- Set problem: Return the number of lines in which the word "cultured" appears; add nothing else.

= = = = =

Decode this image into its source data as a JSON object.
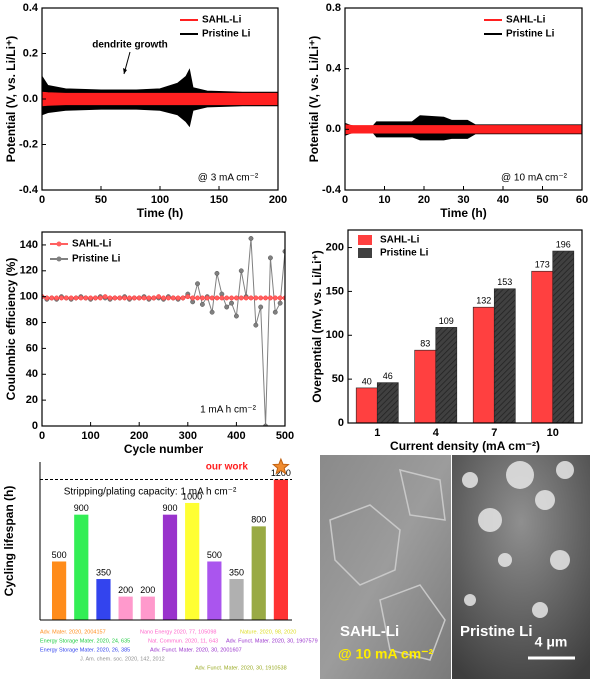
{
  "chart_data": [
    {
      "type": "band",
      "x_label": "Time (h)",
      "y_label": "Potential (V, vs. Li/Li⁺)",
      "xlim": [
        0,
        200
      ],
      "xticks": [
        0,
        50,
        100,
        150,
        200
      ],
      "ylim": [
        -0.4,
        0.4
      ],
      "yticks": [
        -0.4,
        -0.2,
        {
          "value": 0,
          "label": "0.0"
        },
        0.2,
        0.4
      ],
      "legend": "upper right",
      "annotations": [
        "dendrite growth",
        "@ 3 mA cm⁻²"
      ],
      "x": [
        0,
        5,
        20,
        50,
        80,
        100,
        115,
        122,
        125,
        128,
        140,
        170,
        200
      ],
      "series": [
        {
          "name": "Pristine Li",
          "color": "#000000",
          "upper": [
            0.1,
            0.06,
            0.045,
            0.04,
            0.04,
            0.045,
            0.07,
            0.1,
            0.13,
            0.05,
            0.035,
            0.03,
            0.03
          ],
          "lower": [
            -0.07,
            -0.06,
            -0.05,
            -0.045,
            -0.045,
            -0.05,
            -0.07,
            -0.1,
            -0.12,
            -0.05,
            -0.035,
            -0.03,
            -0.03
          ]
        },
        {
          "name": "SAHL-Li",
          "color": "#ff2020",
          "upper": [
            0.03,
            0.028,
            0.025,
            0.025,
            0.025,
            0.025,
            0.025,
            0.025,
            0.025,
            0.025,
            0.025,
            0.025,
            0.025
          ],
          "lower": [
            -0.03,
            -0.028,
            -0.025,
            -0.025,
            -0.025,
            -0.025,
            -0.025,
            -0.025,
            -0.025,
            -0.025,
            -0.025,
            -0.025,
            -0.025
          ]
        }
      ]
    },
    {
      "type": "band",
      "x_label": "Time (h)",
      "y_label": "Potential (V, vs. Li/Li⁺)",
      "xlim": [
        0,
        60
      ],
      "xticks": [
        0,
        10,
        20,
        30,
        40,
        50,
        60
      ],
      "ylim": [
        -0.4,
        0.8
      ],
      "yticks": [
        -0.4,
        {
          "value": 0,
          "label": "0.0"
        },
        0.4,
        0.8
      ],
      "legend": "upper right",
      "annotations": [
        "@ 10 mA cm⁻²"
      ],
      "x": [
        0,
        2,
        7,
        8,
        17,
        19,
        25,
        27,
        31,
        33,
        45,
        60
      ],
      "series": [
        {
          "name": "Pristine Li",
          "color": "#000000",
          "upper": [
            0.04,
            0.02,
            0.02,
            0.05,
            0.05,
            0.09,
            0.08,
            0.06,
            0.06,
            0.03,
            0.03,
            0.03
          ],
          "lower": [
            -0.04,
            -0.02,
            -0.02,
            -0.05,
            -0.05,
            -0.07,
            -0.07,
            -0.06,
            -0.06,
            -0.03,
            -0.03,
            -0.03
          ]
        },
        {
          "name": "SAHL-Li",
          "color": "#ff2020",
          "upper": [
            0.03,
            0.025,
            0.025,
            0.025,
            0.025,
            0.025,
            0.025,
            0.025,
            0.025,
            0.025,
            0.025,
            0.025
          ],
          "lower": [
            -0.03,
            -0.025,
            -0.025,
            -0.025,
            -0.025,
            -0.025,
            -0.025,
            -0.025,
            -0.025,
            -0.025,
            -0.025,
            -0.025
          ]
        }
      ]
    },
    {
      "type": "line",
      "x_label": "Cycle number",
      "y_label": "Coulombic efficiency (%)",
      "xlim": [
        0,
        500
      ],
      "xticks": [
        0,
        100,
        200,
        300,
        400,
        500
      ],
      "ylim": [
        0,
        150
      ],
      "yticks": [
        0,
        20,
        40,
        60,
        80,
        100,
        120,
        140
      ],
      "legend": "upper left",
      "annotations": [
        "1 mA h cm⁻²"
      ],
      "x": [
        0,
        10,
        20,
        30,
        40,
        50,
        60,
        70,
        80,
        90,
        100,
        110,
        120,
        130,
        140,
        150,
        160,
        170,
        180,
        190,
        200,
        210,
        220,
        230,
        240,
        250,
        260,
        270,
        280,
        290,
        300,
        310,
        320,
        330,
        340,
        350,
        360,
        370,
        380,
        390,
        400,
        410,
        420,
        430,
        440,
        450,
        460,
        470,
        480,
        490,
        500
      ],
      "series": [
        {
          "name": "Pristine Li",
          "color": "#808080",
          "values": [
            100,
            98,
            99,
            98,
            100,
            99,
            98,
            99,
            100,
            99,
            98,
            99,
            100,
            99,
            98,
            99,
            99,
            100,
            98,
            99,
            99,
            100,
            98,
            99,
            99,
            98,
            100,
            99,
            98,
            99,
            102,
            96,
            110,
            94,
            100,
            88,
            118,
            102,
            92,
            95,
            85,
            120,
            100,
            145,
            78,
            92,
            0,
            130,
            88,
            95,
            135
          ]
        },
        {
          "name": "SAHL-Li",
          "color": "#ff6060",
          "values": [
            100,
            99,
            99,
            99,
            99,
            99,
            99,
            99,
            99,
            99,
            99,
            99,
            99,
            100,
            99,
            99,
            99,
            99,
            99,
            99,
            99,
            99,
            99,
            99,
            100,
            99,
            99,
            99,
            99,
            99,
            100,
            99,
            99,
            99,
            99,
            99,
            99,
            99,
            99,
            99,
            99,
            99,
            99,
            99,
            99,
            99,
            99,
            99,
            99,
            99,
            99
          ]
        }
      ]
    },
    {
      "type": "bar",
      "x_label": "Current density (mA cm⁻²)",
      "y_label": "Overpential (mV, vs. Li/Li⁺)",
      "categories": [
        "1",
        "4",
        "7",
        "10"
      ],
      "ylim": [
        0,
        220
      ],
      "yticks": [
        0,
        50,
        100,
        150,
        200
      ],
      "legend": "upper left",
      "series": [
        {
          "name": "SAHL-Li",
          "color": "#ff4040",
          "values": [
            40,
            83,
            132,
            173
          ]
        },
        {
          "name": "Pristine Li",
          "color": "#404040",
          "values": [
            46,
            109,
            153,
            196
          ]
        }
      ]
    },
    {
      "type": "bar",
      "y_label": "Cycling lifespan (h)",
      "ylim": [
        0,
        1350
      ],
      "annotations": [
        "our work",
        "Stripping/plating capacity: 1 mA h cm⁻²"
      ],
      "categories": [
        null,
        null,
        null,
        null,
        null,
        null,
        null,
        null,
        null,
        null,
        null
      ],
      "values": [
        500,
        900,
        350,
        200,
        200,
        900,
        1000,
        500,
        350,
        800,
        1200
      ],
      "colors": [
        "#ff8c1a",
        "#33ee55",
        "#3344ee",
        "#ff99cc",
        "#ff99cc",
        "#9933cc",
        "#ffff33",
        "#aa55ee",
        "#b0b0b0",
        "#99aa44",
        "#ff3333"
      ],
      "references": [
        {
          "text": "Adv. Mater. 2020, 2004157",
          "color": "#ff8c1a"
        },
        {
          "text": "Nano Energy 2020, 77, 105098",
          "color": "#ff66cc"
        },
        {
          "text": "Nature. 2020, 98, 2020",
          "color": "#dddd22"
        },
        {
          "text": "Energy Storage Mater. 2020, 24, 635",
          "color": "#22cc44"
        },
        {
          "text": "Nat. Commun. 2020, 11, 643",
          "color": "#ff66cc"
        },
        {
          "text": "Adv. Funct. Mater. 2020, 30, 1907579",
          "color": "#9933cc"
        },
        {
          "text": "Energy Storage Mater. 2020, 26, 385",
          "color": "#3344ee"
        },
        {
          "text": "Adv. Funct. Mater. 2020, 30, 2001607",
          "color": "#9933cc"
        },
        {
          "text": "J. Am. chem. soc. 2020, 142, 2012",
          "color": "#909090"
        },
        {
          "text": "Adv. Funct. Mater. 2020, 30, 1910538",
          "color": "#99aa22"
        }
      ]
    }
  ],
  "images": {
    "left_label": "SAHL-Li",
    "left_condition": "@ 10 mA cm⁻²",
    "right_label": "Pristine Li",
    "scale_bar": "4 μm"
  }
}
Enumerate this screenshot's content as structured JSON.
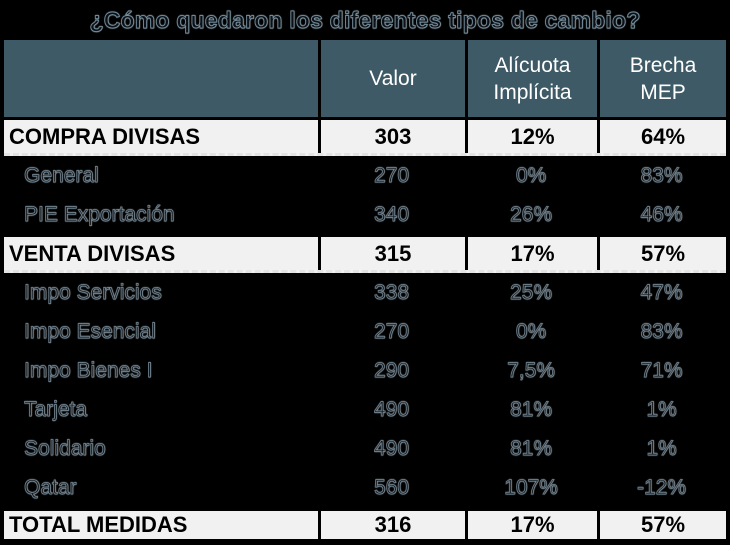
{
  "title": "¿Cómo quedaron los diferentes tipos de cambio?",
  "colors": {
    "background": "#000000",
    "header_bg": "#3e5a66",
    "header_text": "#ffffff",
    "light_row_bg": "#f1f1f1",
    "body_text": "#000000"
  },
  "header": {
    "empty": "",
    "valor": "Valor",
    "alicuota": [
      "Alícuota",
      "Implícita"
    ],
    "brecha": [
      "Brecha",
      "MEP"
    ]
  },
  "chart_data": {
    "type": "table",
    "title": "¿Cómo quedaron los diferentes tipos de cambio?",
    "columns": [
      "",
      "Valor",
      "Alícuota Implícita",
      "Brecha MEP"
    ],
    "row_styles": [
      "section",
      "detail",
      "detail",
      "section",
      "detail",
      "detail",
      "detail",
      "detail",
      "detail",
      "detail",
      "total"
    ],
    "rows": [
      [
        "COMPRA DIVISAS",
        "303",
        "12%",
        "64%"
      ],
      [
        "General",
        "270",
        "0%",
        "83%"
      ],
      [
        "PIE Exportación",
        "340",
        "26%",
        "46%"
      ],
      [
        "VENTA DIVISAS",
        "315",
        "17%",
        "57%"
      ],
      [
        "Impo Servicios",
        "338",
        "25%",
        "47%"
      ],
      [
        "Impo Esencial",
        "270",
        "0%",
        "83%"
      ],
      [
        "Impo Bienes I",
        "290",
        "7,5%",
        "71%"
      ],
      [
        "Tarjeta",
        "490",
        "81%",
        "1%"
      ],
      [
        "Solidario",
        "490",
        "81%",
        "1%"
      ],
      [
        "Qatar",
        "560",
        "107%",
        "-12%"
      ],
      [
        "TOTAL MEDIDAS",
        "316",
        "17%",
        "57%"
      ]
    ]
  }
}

= = = = =

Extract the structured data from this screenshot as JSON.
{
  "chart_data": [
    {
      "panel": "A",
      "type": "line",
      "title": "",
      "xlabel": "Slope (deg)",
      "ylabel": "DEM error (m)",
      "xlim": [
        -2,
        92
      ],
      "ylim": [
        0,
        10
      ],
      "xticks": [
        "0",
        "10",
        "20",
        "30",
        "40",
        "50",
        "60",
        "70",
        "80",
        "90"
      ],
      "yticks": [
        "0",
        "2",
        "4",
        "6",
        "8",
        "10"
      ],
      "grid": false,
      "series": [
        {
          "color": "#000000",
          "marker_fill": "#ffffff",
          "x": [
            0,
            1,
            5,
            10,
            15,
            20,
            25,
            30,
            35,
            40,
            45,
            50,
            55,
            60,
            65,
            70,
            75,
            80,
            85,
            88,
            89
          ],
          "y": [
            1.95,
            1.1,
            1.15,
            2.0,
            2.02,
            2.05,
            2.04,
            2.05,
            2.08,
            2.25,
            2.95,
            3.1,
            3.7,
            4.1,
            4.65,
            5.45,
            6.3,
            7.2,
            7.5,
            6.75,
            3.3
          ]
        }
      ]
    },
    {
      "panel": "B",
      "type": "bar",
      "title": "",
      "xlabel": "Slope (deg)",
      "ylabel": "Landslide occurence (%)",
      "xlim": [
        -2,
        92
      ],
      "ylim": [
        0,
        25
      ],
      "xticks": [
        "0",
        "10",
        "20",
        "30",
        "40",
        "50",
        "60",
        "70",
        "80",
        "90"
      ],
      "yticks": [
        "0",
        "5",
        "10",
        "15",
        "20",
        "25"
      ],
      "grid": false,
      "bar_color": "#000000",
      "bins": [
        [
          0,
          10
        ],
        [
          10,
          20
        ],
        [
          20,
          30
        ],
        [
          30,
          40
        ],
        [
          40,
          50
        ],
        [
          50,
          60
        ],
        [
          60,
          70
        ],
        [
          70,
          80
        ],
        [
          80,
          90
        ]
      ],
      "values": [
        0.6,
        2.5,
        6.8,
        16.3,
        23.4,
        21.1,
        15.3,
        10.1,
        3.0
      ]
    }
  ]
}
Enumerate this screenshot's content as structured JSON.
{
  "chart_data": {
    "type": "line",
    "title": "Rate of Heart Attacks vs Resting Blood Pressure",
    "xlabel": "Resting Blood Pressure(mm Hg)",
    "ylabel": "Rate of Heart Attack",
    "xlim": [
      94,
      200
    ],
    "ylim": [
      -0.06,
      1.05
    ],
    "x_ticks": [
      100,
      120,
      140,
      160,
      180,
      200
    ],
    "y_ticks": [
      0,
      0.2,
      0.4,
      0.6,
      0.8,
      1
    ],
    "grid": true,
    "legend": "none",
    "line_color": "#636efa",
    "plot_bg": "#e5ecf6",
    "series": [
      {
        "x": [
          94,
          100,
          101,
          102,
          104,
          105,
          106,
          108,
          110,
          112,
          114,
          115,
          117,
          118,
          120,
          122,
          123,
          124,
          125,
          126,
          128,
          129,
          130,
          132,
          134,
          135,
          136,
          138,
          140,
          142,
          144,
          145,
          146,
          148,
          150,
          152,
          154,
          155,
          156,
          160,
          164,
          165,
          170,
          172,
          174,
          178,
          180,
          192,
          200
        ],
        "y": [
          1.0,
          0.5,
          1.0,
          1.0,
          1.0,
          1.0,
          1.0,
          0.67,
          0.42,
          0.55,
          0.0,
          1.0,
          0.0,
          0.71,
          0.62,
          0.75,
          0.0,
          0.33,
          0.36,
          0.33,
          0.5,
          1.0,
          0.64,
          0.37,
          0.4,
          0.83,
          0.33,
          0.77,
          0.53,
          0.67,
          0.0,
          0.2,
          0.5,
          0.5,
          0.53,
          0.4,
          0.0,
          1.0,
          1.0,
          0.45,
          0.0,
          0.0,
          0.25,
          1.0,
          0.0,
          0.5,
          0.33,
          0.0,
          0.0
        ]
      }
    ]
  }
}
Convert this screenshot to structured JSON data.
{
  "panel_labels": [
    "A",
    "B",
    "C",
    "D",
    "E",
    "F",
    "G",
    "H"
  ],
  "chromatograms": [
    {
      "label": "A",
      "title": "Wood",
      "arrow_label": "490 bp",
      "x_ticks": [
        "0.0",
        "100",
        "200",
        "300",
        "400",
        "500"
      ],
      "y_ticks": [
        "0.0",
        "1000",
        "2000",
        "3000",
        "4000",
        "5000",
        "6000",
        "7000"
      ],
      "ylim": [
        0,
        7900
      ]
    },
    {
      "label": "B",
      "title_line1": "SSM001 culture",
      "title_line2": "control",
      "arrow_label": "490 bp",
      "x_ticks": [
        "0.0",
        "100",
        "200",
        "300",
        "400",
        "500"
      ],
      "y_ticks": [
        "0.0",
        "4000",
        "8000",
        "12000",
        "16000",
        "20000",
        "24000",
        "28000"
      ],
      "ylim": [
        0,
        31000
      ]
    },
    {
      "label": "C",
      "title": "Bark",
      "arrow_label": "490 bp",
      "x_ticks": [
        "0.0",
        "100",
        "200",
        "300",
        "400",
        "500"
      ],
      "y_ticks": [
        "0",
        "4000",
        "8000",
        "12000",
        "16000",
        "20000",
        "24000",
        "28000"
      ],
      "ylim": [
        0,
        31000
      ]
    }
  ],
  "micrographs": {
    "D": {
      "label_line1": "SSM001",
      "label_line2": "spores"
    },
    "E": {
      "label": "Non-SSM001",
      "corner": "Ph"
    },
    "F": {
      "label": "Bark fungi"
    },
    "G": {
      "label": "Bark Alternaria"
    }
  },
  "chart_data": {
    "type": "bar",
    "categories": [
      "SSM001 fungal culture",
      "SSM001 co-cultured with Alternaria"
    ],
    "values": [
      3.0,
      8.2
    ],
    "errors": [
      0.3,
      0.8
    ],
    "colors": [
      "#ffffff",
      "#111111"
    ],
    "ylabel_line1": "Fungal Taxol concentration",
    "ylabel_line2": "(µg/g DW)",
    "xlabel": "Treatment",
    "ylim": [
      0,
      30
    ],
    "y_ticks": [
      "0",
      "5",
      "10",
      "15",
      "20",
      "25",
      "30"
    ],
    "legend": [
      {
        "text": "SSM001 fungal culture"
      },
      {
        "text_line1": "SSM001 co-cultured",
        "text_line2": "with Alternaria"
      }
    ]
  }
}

= = = = =

- Output below: 2